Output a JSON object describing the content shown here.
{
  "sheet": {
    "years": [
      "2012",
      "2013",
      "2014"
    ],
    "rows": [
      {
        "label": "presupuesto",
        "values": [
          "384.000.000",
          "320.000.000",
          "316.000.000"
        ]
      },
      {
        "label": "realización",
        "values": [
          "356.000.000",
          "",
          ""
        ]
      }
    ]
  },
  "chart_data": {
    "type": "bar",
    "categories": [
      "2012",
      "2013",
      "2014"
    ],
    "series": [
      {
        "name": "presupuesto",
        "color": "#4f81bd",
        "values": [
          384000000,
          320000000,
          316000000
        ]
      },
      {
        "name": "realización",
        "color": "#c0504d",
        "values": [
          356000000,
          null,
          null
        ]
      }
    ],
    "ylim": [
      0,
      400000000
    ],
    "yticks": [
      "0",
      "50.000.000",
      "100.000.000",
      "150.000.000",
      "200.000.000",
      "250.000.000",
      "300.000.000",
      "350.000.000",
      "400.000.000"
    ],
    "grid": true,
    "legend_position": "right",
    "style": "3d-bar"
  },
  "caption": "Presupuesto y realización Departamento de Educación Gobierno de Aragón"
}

** Problem to solve **
Restate the listing in full, word for word.

** Output for this task **
Output a JSON object describing the content shown here.
{
  "sheet": {
    "years": [
      "2012",
      "2013",
      "2014"
    ],
    "rows": [
      {
        "label": "presupuesto",
        "values": [
          "384.000.000",
          "320.000.000",
          "316.000.000"
        ]
      },
      {
        "label": "realización",
        "values": [
          "356.000.000",
          "",
          ""
        ]
      }
    ]
  },
  "chart_data": {
    "type": "bar",
    "categories": [
      "2012",
      "2013",
      "2014"
    ],
    "series": [
      {
        "name": "presupuesto",
        "color": "#4f81bd",
        "values": [
          384000000,
          320000000,
          316000000
        ]
      },
      {
        "name": "realización",
        "color": "#c0504d",
        "values": [
          356000000,
          null,
          null
        ]
      }
    ],
    "ylim": [
      0,
      400000000
    ],
    "yticks": [
      "0",
      "50.000.000",
      "100.000.000",
      "150.000.000",
      "200.000.000",
      "250.000.000",
      "300.000.000",
      "350.000.000",
      "400.000.000"
    ],
    "grid": true,
    "legend_position": "right",
    "style": "3d-bar"
  },
  "caption": "Presupuesto y realización Departamento de Educación Gobierno de Aragón"
}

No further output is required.